What is needed
Copy verbatim everything in the material from the line containing "What elements are present" down to the line containing "legend-r-value-1: 0.290 bbox=[663, 77, 711, 98]", with both of those lines included.

Data extract
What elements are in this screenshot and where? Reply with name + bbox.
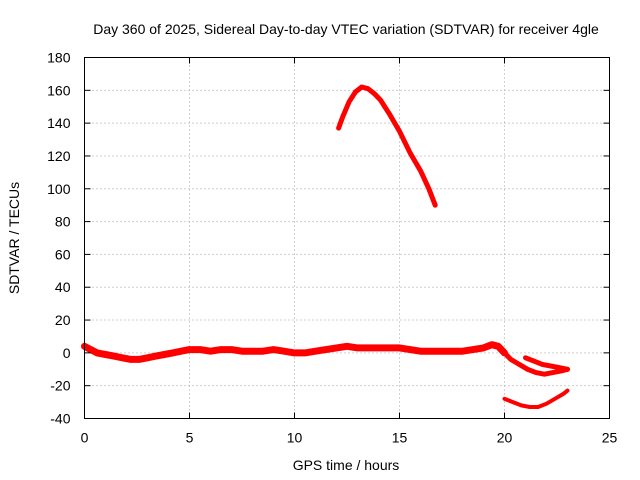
==
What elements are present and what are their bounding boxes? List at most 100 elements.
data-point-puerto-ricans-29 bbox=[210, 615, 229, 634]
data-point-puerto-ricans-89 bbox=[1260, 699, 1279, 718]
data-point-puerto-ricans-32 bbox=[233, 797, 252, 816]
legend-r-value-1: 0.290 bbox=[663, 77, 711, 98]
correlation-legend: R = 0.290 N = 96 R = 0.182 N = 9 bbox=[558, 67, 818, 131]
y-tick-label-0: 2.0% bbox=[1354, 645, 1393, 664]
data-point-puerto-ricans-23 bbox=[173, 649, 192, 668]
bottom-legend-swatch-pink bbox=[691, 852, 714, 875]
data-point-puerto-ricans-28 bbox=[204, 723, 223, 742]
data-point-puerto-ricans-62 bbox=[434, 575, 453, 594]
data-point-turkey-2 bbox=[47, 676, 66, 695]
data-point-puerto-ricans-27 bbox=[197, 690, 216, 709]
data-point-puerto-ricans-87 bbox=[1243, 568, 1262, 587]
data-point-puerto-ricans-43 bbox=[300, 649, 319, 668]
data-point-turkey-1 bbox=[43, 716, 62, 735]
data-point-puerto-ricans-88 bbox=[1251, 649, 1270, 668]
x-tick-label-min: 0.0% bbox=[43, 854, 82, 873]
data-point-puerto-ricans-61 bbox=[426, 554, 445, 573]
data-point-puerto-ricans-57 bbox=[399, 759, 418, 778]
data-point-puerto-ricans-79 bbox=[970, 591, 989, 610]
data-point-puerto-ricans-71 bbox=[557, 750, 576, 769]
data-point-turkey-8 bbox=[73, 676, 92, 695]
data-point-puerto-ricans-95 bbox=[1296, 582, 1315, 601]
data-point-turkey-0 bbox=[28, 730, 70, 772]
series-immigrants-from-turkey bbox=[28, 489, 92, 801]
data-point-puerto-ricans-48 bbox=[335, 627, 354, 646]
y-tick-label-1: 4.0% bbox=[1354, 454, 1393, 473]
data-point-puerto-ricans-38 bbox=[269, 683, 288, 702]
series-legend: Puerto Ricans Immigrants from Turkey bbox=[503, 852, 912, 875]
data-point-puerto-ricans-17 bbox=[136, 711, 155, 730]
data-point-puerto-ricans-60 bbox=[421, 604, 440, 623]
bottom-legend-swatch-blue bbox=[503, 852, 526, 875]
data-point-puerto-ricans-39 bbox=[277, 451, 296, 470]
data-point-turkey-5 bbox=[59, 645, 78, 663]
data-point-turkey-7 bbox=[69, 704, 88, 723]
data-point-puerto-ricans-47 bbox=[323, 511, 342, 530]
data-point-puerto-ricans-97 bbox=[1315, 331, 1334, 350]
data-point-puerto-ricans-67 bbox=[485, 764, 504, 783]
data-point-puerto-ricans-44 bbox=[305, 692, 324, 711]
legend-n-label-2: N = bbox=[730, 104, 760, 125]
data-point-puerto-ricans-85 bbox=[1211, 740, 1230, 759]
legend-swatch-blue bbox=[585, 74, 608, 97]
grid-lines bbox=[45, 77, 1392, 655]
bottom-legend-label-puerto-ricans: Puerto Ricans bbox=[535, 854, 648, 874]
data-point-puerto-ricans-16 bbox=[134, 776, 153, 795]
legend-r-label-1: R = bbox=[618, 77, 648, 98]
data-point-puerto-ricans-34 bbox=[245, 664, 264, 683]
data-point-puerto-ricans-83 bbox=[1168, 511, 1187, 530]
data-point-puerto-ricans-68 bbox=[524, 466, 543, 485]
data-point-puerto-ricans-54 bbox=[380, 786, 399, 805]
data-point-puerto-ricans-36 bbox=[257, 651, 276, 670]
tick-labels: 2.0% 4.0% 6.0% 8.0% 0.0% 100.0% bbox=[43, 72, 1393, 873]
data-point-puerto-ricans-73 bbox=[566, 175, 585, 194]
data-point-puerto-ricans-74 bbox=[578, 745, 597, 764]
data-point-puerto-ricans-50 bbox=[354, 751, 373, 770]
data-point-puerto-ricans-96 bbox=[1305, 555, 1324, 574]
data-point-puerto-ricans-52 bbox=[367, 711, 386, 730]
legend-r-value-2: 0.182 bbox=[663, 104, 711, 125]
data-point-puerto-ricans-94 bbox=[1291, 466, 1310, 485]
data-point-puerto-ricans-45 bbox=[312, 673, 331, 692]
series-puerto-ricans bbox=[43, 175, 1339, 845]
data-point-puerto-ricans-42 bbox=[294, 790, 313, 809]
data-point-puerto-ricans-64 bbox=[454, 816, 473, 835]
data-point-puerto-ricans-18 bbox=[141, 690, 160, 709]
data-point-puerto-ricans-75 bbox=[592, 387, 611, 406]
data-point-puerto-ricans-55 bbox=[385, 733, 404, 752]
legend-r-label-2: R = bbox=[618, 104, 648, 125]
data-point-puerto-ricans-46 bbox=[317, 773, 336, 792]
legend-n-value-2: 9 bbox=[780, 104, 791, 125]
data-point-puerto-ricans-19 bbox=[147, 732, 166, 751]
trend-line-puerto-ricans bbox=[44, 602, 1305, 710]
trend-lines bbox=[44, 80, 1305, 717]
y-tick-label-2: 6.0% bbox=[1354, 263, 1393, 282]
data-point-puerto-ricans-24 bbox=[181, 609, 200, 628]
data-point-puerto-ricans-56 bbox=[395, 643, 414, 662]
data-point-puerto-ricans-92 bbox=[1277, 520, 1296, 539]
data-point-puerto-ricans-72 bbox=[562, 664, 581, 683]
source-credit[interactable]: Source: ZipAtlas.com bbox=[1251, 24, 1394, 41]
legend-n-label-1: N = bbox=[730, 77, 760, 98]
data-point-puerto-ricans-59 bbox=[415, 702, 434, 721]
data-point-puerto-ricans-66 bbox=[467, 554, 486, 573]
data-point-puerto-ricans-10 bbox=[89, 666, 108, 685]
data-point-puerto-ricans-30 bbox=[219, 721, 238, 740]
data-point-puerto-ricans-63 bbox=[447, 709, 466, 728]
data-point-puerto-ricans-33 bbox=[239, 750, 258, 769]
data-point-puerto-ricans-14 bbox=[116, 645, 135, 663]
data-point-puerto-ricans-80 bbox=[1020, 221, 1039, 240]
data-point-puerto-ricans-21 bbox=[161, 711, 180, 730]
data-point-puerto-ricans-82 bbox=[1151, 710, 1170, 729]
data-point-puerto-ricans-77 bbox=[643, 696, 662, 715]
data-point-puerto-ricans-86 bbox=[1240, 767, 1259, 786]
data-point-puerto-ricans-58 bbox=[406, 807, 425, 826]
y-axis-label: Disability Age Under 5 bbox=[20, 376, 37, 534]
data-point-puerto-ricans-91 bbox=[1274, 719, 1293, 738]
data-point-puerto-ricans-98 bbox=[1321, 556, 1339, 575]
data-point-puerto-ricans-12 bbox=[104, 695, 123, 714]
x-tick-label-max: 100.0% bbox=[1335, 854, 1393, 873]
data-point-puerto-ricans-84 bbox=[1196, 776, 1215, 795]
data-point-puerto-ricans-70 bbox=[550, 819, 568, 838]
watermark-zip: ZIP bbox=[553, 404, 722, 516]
* * *
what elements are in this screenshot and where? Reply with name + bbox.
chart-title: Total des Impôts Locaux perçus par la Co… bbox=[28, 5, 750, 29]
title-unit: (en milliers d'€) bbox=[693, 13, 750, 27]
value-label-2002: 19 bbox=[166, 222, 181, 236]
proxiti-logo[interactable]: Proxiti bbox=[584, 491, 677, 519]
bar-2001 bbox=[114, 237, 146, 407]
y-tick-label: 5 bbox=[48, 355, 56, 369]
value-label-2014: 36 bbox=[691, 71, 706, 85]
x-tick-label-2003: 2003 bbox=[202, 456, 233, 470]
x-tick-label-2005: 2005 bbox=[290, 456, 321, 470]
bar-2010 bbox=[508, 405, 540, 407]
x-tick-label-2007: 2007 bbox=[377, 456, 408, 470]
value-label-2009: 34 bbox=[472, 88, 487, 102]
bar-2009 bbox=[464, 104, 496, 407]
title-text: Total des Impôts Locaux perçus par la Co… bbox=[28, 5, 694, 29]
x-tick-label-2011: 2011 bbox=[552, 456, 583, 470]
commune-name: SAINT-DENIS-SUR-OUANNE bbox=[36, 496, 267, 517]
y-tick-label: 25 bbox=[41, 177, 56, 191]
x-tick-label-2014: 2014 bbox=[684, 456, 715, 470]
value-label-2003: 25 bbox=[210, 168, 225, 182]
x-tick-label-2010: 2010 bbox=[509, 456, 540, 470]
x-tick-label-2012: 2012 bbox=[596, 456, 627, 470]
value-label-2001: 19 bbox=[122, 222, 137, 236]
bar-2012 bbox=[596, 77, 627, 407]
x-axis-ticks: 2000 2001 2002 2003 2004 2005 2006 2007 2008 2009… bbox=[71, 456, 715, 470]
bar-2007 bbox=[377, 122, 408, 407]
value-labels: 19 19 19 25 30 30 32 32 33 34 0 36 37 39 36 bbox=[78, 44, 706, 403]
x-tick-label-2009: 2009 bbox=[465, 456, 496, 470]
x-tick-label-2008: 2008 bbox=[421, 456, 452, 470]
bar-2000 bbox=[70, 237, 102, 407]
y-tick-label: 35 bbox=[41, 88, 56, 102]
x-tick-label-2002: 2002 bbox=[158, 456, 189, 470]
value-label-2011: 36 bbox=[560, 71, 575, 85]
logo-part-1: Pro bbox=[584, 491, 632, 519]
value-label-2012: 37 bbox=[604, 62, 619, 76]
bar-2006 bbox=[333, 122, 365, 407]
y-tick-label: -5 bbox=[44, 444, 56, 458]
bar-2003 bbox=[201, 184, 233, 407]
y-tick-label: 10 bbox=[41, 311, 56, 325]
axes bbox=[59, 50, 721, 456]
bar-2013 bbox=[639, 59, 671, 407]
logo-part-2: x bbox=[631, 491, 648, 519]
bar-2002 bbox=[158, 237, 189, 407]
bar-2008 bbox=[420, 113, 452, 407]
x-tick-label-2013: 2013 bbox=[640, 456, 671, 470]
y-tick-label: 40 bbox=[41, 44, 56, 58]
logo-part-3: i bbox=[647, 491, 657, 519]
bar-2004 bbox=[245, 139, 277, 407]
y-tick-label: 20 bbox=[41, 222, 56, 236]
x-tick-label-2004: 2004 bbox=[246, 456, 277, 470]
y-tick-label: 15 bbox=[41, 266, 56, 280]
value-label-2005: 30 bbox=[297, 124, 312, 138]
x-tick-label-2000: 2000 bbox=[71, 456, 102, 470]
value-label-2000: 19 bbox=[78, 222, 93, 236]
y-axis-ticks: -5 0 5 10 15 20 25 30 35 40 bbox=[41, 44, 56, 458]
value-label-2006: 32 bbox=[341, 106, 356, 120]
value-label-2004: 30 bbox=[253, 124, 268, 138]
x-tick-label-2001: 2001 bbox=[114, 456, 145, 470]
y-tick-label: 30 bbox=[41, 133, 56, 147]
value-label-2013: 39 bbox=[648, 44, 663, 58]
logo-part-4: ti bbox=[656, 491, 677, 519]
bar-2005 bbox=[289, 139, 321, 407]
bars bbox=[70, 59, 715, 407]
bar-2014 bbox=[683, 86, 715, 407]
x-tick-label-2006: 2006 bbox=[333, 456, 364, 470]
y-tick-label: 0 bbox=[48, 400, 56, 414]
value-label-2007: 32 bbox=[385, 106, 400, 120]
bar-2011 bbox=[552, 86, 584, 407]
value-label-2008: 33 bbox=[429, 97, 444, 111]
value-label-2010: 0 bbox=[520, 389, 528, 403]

In response
What elements are present and what are their bounding boxes? List at most 100 elements.
data-point-puerto-ricans-29 bbox=[210, 615, 229, 634]
data-point-puerto-ricans-89 bbox=[1260, 699, 1279, 718]
data-point-puerto-ricans-32 bbox=[233, 797, 252, 816]
legend-r-value-1: 0.290 bbox=[663, 77, 711, 98]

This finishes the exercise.